* _Written request_
Take down each entry exactly as written.

## Start

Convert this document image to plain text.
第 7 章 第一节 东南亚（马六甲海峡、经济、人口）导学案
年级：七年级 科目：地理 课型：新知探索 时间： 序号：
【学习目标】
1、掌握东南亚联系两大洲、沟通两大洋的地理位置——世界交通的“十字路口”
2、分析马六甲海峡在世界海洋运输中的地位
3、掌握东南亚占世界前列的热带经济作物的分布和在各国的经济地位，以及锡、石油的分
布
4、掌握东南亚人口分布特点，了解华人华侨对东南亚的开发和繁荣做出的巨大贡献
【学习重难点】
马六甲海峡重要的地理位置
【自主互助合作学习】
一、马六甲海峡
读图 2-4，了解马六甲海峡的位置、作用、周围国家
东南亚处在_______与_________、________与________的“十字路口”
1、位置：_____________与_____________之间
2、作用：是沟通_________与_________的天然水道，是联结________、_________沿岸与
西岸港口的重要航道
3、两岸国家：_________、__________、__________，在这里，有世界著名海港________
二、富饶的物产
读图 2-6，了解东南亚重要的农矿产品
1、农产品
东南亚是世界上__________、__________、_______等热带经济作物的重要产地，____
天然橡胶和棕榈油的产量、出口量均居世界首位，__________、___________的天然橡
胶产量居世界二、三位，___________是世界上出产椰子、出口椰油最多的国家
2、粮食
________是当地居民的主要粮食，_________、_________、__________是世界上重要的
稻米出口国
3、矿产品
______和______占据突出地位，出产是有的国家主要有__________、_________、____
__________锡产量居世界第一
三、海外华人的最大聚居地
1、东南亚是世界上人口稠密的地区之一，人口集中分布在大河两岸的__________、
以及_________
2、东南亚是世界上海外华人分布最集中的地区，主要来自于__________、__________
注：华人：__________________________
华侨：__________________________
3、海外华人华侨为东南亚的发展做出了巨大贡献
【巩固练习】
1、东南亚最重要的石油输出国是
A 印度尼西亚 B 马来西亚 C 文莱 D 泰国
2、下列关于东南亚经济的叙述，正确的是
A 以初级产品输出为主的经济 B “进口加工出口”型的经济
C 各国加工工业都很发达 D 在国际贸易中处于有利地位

## End

* _Output for this task_
Convert this document image to plain text.
第 7 章 第一节 东南亚（马六甲海峡、经济、人口）导学案
年级：七年级 科目：地理 课型：新知探索 时间： 序号：
【学习目标】
1、掌握东南亚联系两大洲、沟通两大洋的地理位置——世界交通的“十字路口”
2、分析马六甲海峡在世界海洋运输中的地位
3、掌握东南亚占世界前列的热带经济作物的分布和在各国的经济地位，以及锡、石油的分
布
4、掌握东南亚人口分布特点，了解华人华侨对东南亚的开发和繁荣做出的巨大贡献
【学习重难点】
马六甲海峡重要的地理位置
【自主互助合作学习】
一、马六甲海峡
读图 2-4，了解马六甲海峡的位置、作用、周围国家
东南亚处在_______与_________、________与________的“十字路口”
1、位置：_____________与_____________之间
2、作用：是沟通_________与_________的天然水道，是联结________、_________沿岸与
西岸港口的重要航道
3、两岸国家：_________、__________、__________，在这里，有世界著名海港________
二、富饶的物产
读图 2-6，了解东南亚重要的农矿产品
1、农产品
东南亚是世界上__________、__________、_______等热带经济作物的重要产地，____
天然橡胶和棕榈油的产量、出口量均居世界首位，__________、___________的天然橡
胶产量居世界二、三位，___________是世界上出产椰子、出口椰油最多的国家
2、粮食
________是当地居民的主要粮食，_________、_________、__________是世界上重要的
稻米出口国
3、矿产品
______和______占据突出地位，出产是有的国家主要有__________、_________、____
__________锡产量居世界第一
三、海外华人的最大聚居地
1、东南亚是世界上人口稠密的地区之一，人口集中分布在大河两岸的__________、
以及_________
2、东南亚是世界上海外华人分布最集中的地区，主要来自于__________、__________
注：华人：__________________________
华侨：__________________________
3、海外华人华侨为东南亚的发展做出了巨大贡献
【巩固练习】
1、东南亚最重要的石油输出国是
A 印度尼西亚 B 马来西亚 C 文莱 D 泰国
2、下列关于东南亚经济的叙述，正确的是
A 以初级产品输出为主的经济 B “进口加工出口”型的经济
C 各国加工工业都很发达 D 在国际贸易中处于有利地位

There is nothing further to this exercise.